EXERCISE: Which lines in the material below contain the word "graves"? Copy each of them.

INFORMATION SUPPLIED:
───

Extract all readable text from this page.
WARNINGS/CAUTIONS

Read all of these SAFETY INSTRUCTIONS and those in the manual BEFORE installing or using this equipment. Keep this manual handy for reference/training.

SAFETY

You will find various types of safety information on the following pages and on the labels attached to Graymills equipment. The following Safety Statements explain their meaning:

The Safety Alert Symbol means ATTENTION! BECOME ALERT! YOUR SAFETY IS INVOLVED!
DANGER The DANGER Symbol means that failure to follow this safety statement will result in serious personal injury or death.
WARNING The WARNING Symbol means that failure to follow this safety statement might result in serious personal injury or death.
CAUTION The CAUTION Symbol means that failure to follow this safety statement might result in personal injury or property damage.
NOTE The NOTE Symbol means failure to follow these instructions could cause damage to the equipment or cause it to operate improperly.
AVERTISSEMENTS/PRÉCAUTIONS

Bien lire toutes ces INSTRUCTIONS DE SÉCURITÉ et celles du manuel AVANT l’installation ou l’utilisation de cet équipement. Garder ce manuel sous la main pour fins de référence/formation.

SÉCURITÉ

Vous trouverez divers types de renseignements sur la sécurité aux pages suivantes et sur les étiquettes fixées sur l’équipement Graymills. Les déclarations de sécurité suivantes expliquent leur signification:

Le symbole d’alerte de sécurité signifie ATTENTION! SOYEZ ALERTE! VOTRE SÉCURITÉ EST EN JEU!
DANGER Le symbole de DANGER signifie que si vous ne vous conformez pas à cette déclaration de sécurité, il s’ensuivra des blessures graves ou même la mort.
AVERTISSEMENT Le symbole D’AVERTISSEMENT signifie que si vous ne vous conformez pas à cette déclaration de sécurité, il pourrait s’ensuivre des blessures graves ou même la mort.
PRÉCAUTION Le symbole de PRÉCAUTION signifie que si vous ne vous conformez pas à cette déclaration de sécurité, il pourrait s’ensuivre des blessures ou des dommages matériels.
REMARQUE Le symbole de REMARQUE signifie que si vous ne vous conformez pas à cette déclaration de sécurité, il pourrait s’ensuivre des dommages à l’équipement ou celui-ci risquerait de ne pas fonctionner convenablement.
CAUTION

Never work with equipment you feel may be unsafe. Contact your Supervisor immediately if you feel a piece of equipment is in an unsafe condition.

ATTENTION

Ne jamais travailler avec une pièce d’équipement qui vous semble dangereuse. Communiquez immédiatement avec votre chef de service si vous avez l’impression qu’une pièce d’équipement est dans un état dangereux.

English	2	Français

───

SOLUTION BELOW:
DANGER Le symbole de DANGER signifie que si vous ne vous conformez pas à cette déclaration de sécurité, il s’ensuivra des blessures graves ou même la mort.
AVERTISSEMENT Le symbole D’AVERTISSEMENT signifie que si vous ne vous conformez pas à cette déclaration de sécurité, il pourrait s’ensuivre des blessures graves ou même la mort.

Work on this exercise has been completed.